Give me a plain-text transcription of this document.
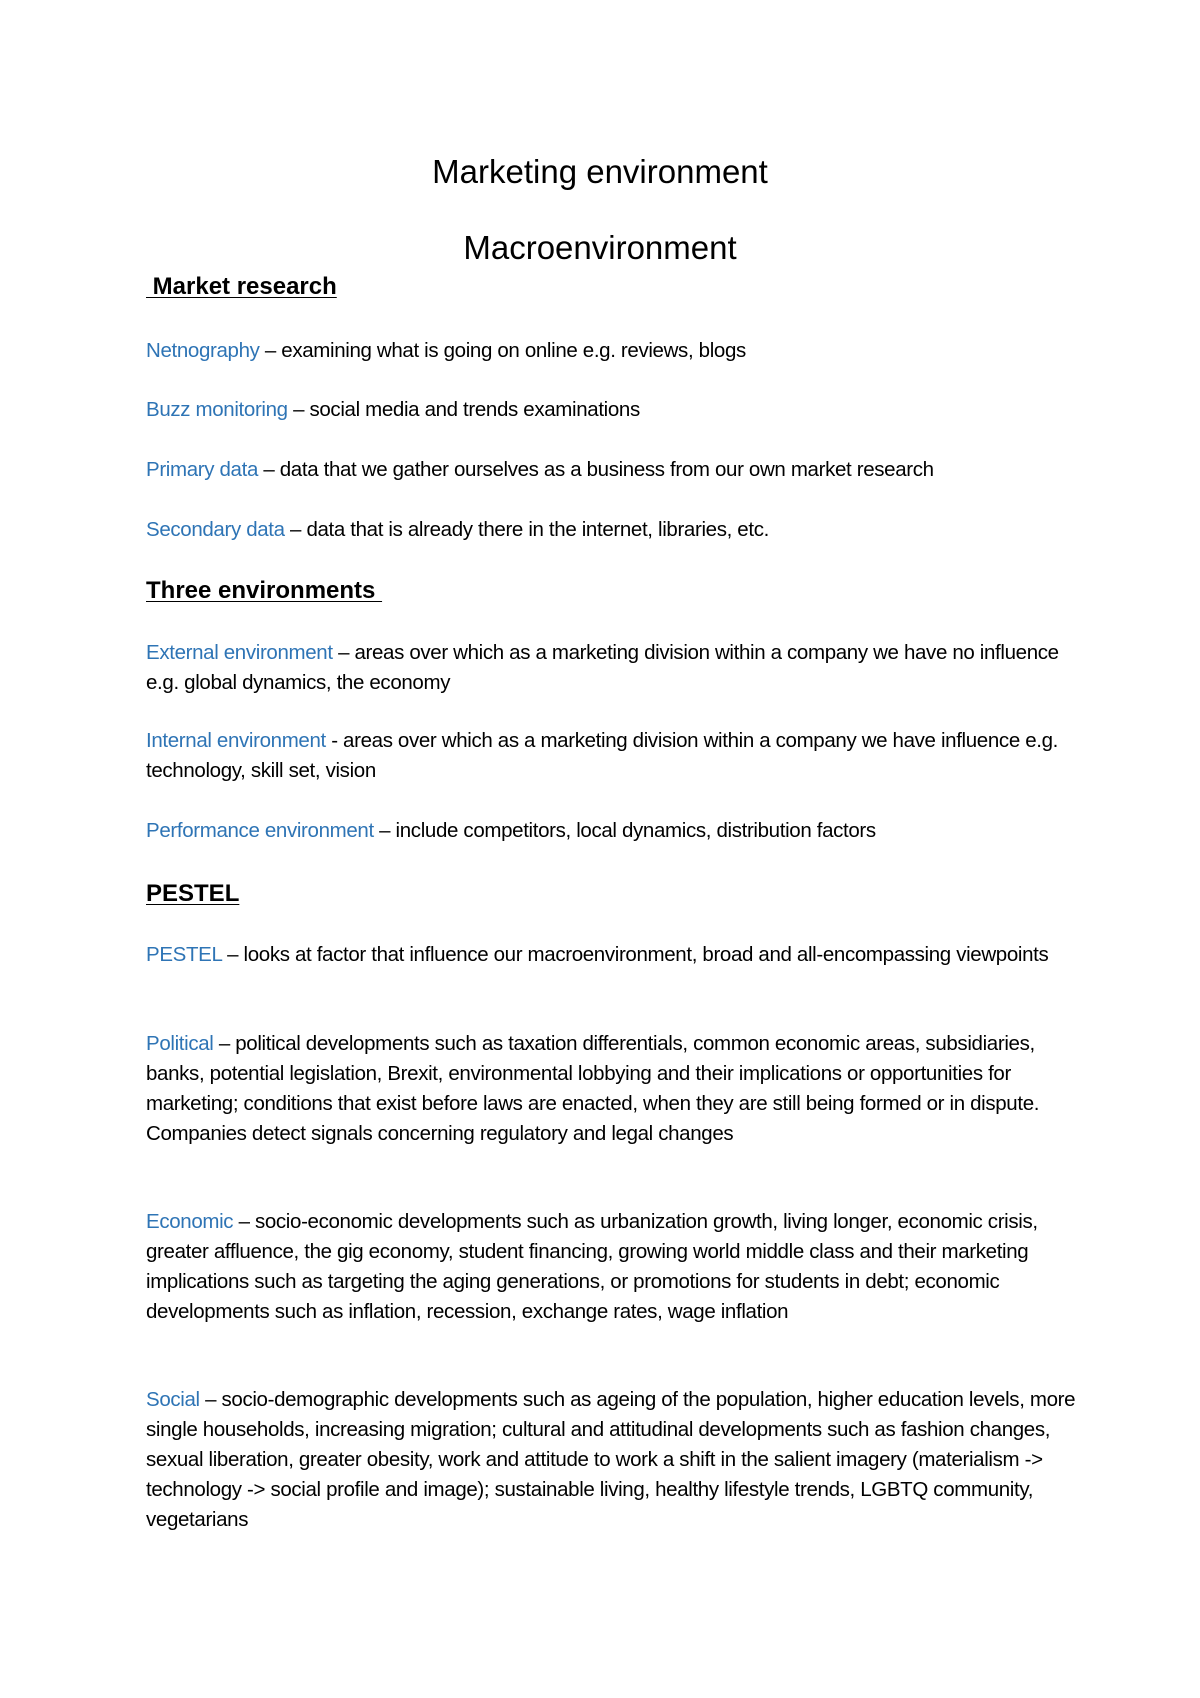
Marketing environment
Macroenvironment
Market research

Netnography – examining what is going on online e.g. reviews, blogs

Buzz monitoring – social media and trends examinations

Primary data – data that we gather ourselves as a business from our own market research

Secondary data – data that is already there in the internet, libraries, etc.

Three environments

External environment – areas over which as a marketing division within a company we have no influence e.g. global dynamics, the economy

Internal environment - areas over which as a marketing division within a company we have influence e.g. technology, skill set, vision

Performance environment – include competitors, local dynamics, distribution factors

PESTEL

PESTEL – looks at factor that influence our macroenvironment, broad and all-encompassing viewpoints

Political – political developments such as taxation differentials, common economic areas, subsidiaries, banks, potential legislation, Brexit, environmental lobbying and their implications or opportunities for marketing; conditions that exist before laws are enacted, when they are still being formed or in dispute. Companies detect signals concerning regulatory and legal changes

Economic – socio-economic developments such as urbanization growth, living longer, economic crisis, greater affluence, the gig economy, student financing, growing world middle class and their marketing implications such as targeting the aging generations, or promotions for students in debt; economic developments such as inflation, recession, exchange rates, wage inflation

Social – socio-demographic developments such as ageing of the population, higher education levels, more single households, increasing migration; cultural and attitudinal developments such as fashion changes, sexual liberation, greater obesity, work and attitude to work a shift in the salient imagery (materialism -> technology -> social profile and image); sustainable living, healthy lifestyle trends, LGBTQ community, vegetarians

◆ Written problem ◆
Extract the full listing above verbatim; pictures are to be left out of the copy.

◆ Finished exercise ◆
Give me a plain-text transcription of this document.
Marketing environment
Macroenvironment
Market research

Netnography – examining what is going on online e.g. reviews, blogs

Buzz monitoring – social media and trends examinations

Primary data – data that we gather ourselves as a business from our own market research

Secondary data – data that is already there in the internet, libraries, etc.

Three environments

External environment – areas over which as a marketing division within a company we have no influence e.g. global dynamics, the economy

Internal environment - areas over which as a marketing division within a company we have influence e.g. technology, skill set, vision

Performance environment – include competitors, local dynamics, distribution factors

PESTEL

PESTEL – looks at factor that influence our macroenvironment, broad and all-encompassing viewpoints

Political – political developments such as taxation differentials, common economic areas, subsidiaries, banks, potential legislation, Brexit, environmental lobbying and their implications or opportunities for marketing; conditions that exist before laws are enacted, when they are still being formed or in dispute. Companies detect signals concerning regulatory and legal changes

Economic – socio-economic developments such as urbanization growth, living longer, economic crisis, greater affluence, the gig economy, student financing, growing world middle class and their marketing implications such as targeting the aging generations, or promotions for students in debt; economic developments such as inflation, recession, exchange rates, wage inflation

Social – socio-demographic developments such as ageing of the population, higher education levels, more single households, increasing migration; cultural and attitudinal developments such as fashion changes, sexual liberation, greater obesity, work and attitude to work a shift in the salient imagery (materialism -> technology -> social profile and image); sustainable living, healthy lifestyle trends, LGBTQ community, vegetarians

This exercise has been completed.